▸ **Written task**: Repeat all the records exactly, omitting pictures.

▸ **Recorded information**:
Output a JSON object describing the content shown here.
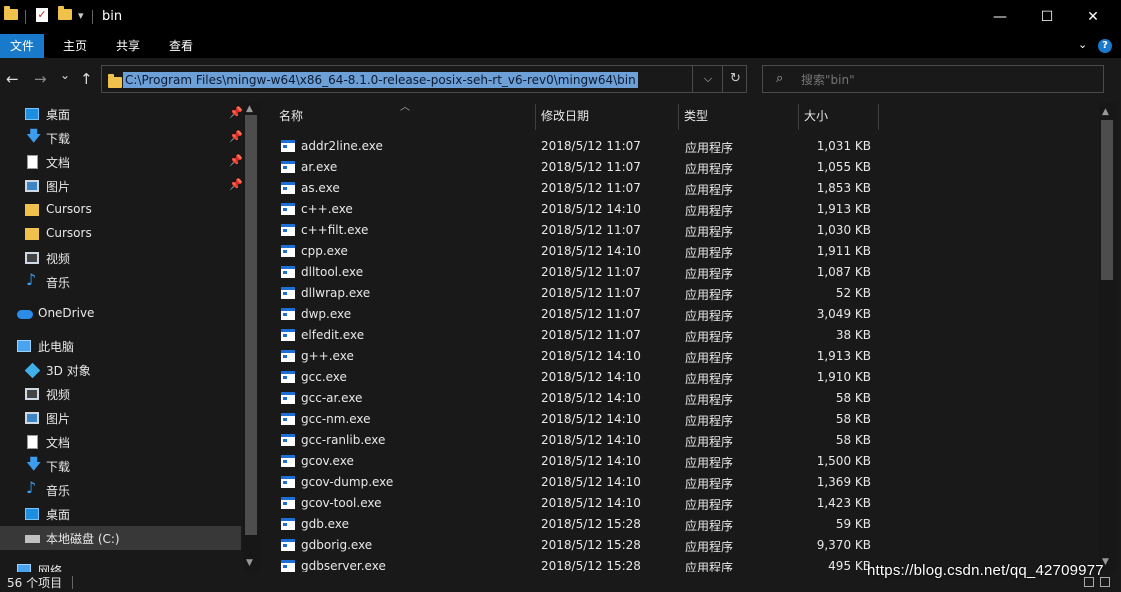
{
  "window": {
    "title": "bin",
    "minimize_icon": "—",
    "maximize_icon": "☐",
    "close_icon": "✕",
    "qat_dropdown": "▾"
  },
  "ribbon": {
    "tabs": [
      "文件",
      "主页",
      "共享",
      "查看"
    ],
    "collapse_icon": "chevron-down-icon",
    "help_label": "?"
  },
  "nav": {
    "back_icon": "←",
    "forward_icon": "→",
    "recent_icon": "⌄",
    "up_icon": "↑",
    "address": "C:\\Program Files\\mingw-w64\\x86_64-8.1.0-release-posix-seh-rt_v6-rev0\\mingw64\\bin",
    "address_dropdown": "⌵",
    "refresh_icon": "↻",
    "search_placeholder": "搜索\"bin\""
  },
  "sidebar": {
    "items": [
      {
        "label": "桌面",
        "icon": "desktop-icon",
        "pinned": true
      },
      {
        "label": "下载",
        "icon": "download-icon",
        "pinned": true
      },
      {
        "label": "文档",
        "icon": "document-icon",
        "pinned": true
      },
      {
        "label": "图片",
        "icon": "pictures-icon",
        "pinned": true
      },
      {
        "label": "Cursors",
        "icon": "folder-icon",
        "pinned": false
      },
      {
        "label": "Cursors",
        "icon": "folder-icon",
        "pinned": false
      },
      {
        "label": "视频",
        "icon": "video-icon",
        "pinned": false
      },
      {
        "label": "音乐",
        "icon": "music-icon",
        "pinned": false
      },
      {
        "label": "OneDrive",
        "icon": "onedrive-icon",
        "pinned": false
      },
      {
        "label": "此电脑",
        "icon": "this-pc-icon",
        "pinned": false
      },
      {
        "label": "3D 对象",
        "icon": "3d-objects-icon",
        "pinned": false
      },
      {
        "label": "视频",
        "icon": "video-icon",
        "pinned": false
      },
      {
        "label": "图片",
        "icon": "pictures-icon",
        "pinned": false
      },
      {
        "label": "文档",
        "icon": "document-icon",
        "pinned": false
      },
      {
        "label": "下载",
        "icon": "download-icon",
        "pinned": false
      },
      {
        "label": "音乐",
        "icon": "music-icon",
        "pinned": false
      },
      {
        "label": "桌面",
        "icon": "desktop-icon",
        "pinned": false
      },
      {
        "label": "本地磁盘 (C:)",
        "icon": "local-disk-icon",
        "pinned": false,
        "selected": true
      },
      {
        "label": "网络",
        "icon": "network-icon",
        "pinned": false
      }
    ]
  },
  "columns": {
    "name": "名称",
    "date": "修改日期",
    "type": "类型",
    "size": "大小"
  },
  "files": [
    {
      "name": "addr2line.exe",
      "date": "2018/5/12 11:07",
      "type": "应用程序",
      "size": "1,031 KB"
    },
    {
      "name": "ar.exe",
      "date": "2018/5/12 11:07",
      "type": "应用程序",
      "size": "1,055 KB"
    },
    {
      "name": "as.exe",
      "date": "2018/5/12 11:07",
      "type": "应用程序",
      "size": "1,853 KB"
    },
    {
      "name": "c++.exe",
      "date": "2018/5/12 14:10",
      "type": "应用程序",
      "size": "1,913 KB"
    },
    {
      "name": "c++filt.exe",
      "date": "2018/5/12 11:07",
      "type": "应用程序",
      "size": "1,030 KB"
    },
    {
      "name": "cpp.exe",
      "date": "2018/5/12 14:10",
      "type": "应用程序",
      "size": "1,911 KB"
    },
    {
      "name": "dlltool.exe",
      "date": "2018/5/12 11:07",
      "type": "应用程序",
      "size": "1,087 KB"
    },
    {
      "name": "dllwrap.exe",
      "date": "2018/5/12 11:07",
      "type": "应用程序",
      "size": "52 KB"
    },
    {
      "name": "dwp.exe",
      "date": "2018/5/12 11:07",
      "type": "应用程序",
      "size": "3,049 KB"
    },
    {
      "name": "elfedit.exe",
      "date": "2018/5/12 11:07",
      "type": "应用程序",
      "size": "38 KB"
    },
    {
      "name": "g++.exe",
      "date": "2018/5/12 14:10",
      "type": "应用程序",
      "size": "1,913 KB"
    },
    {
      "name": "gcc.exe",
      "date": "2018/5/12 14:10",
      "type": "应用程序",
      "size": "1,910 KB"
    },
    {
      "name": "gcc-ar.exe",
      "date": "2018/5/12 14:10",
      "type": "应用程序",
      "size": "58 KB"
    },
    {
      "name": "gcc-nm.exe",
      "date": "2018/5/12 14:10",
      "type": "应用程序",
      "size": "58 KB"
    },
    {
      "name": "gcc-ranlib.exe",
      "date": "2018/5/12 14:10",
      "type": "应用程序",
      "size": "58 KB"
    },
    {
      "name": "gcov.exe",
      "date": "2018/5/12 14:10",
      "type": "应用程序",
      "size": "1,500 KB"
    },
    {
      "name": "gcov-dump.exe",
      "date": "2018/5/12 14:10",
      "type": "应用程序",
      "size": "1,369 KB"
    },
    {
      "name": "gcov-tool.exe",
      "date": "2018/5/12 14:10",
      "type": "应用程序",
      "size": "1,423 KB"
    },
    {
      "name": "gdb.exe",
      "date": "2018/5/12 15:28",
      "type": "应用程序",
      "size": "59 KB"
    },
    {
      "name": "gdborig.exe",
      "date": "2018/5/12 15:28",
      "type": "应用程序",
      "size": "9,370 KB"
    },
    {
      "name": "gdbserver.exe",
      "date": "2018/5/12 15:28",
      "type": "应用程序",
      "size": "495 KB"
    }
  ],
  "status": {
    "item_count": "56 个项目"
  },
  "watermark": "https://blog.csdn.net/qq_42709977",
  "colors": {
    "accent": "#1979ca",
    "background": "#191919",
    "selection": "#6ea0d8"
  }
}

▸ **Solution to the problem**:
Output a JSON object describing the content shown here.
{
  "window": {
    "title": "bin",
    "minimize_icon": "—",
    "maximize_icon": "☐",
    "close_icon": "✕",
    "qat_dropdown": "▾"
  },
  "ribbon": {
    "tabs": [
      "文件",
      "主页",
      "共享",
      "查看"
    ],
    "collapse_icon": "chevron-down-icon",
    "help_label": "?"
  },
  "nav": {
    "back_icon": "←",
    "forward_icon": "→",
    "recent_icon": "⌄",
    "up_icon": "↑",
    "address": "C:\\Program Files\\mingw-w64\\x86_64-8.1.0-release-posix-seh-rt_v6-rev0\\mingw64\\bin",
    "address_dropdown": "⌵",
    "refresh_icon": "↻",
    "search_placeholder": "搜索\"bin\""
  },
  "sidebar": {
    "items": [
      {
        "label": "桌面",
        "icon": "desktop-icon",
        "pinned": true
      },
      {
        "label": "下载",
        "icon": "download-icon",
        "pinned": true
      },
      {
        "label": "文档",
        "icon": "document-icon",
        "pinned": true
      },
      {
        "label": "图片",
        "icon": "pictures-icon",
        "pinned": true
      },
      {
        "label": "Cursors",
        "icon": "folder-icon",
        "pinned": false
      },
      {
        "label": "Cursors",
        "icon": "folder-icon",
        "pinned": false
      },
      {
        "label": "视频",
        "icon": "video-icon",
        "pinned": false
      },
      {
        "label": "音乐",
        "icon": "music-icon",
        "pinned": false
      },
      {
        "label": "OneDrive",
        "icon": "onedrive-icon",
        "pinned": false
      },
      {
        "label": "此电脑",
        "icon": "this-pc-icon",
        "pinned": false
      },
      {
        "label": "3D 对象",
        "icon": "3d-objects-icon",
        "pinned": false
      },
      {
        "label": "视频",
        "icon": "video-icon",
        "pinned": false
      },
      {
        "label": "图片",
        "icon": "pictures-icon",
        "pinned": false
      },
      {
        "label": "文档",
        "icon": "document-icon",
        "pinned": false
      },
      {
        "label": "下载",
        "icon": "download-icon",
        "pinned": false
      },
      {
        "label": "音乐",
        "icon": "music-icon",
        "pinned": false
      },
      {
        "label": "桌面",
        "icon": "desktop-icon",
        "pinned": false
      },
      {
        "label": "本地磁盘 (C:)",
        "icon": "local-disk-icon",
        "pinned": false,
        "selected": true
      },
      {
        "label": "网络",
        "icon": "network-icon",
        "pinned": false
      }
    ]
  },
  "columns": {
    "name": "名称",
    "date": "修改日期",
    "type": "类型",
    "size": "大小"
  },
  "files": [
    {
      "name": "addr2line.exe",
      "date": "2018/5/12 11:07",
      "type": "应用程序",
      "size": "1,031 KB"
    },
    {
      "name": "ar.exe",
      "date": "2018/5/12 11:07",
      "type": "应用程序",
      "size": "1,055 KB"
    },
    {
      "name": "as.exe",
      "date": "2018/5/12 11:07",
      "type": "应用程序",
      "size": "1,853 KB"
    },
    {
      "name": "c++.exe",
      "date": "2018/5/12 14:10",
      "type": "应用程序",
      "size": "1,913 KB"
    },
    {
      "name": "c++filt.exe",
      "date": "2018/5/12 11:07",
      "type": "应用程序",
      "size": "1,030 KB"
    },
    {
      "name": "cpp.exe",
      "date": "2018/5/12 14:10",
      "type": "应用程序",
      "size": "1,911 KB"
    },
    {
      "name": "dlltool.exe",
      "date": "2018/5/12 11:07",
      "type": "应用程序",
      "size": "1,087 KB"
    },
    {
      "name": "dllwrap.exe",
      "date": "2018/5/12 11:07",
      "type": "应用程序",
      "size": "52 KB"
    },
    {
      "name": "dwp.exe",
      "date": "2018/5/12 11:07",
      "type": "应用程序",
      "size": "3,049 KB"
    },
    {
      "name": "elfedit.exe",
      "date": "2018/5/12 11:07",
      "type": "应用程序",
      "size": "38 KB"
    },
    {
      "name": "g++.exe",
      "date": "2018/5/12 14:10",
      "type": "应用程序",
      "size": "1,913 KB"
    },
    {
      "name": "gcc.exe",
      "date": "2018/5/12 14:10",
      "type": "应用程序",
      "size": "1,910 KB"
    },
    {
      "name": "gcc-ar.exe",
      "date": "2018/5/12 14:10",
      "type": "应用程序",
      "size": "58 KB"
    },
    {
      "name": "gcc-nm.exe",
      "date": "2018/5/12 14:10",
      "type": "应用程序",
      "size": "58 KB"
    },
    {
      "name": "gcc-ranlib.exe",
      "date": "2018/5/12 14:10",
      "type": "应用程序",
      "size": "58 KB"
    },
    {
      "name": "gcov.exe",
      "date": "2018/5/12 14:10",
      "type": "应用程序",
      "size": "1,500 KB"
    },
    {
      "name": "gcov-dump.exe",
      "date": "2018/5/12 14:10",
      "type": "应用程序",
      "size": "1,369 KB"
    },
    {
      "name": "gcov-tool.exe",
      "date": "2018/5/12 14:10",
      "type": "应用程序",
      "size": "1,423 KB"
    },
    {
      "name": "gdb.exe",
      "date": "2018/5/12 15:28",
      "type": "应用程序",
      "size": "59 KB"
    },
    {
      "name": "gdborig.exe",
      "date": "2018/5/12 15:28",
      "type": "应用程序",
      "size": "9,370 KB"
    },
    {
      "name": "gdbserver.exe",
      "date": "2018/5/12 15:28",
      "type": "应用程序",
      "size": "495 KB"
    }
  ],
  "status": {
    "item_count": "56 个项目"
  },
  "watermark": "https://blog.csdn.net/qq_42709977",
  "colors": {
    "accent": "#1979ca",
    "background": "#191919",
    "selection": "#6ea0d8"
  }
}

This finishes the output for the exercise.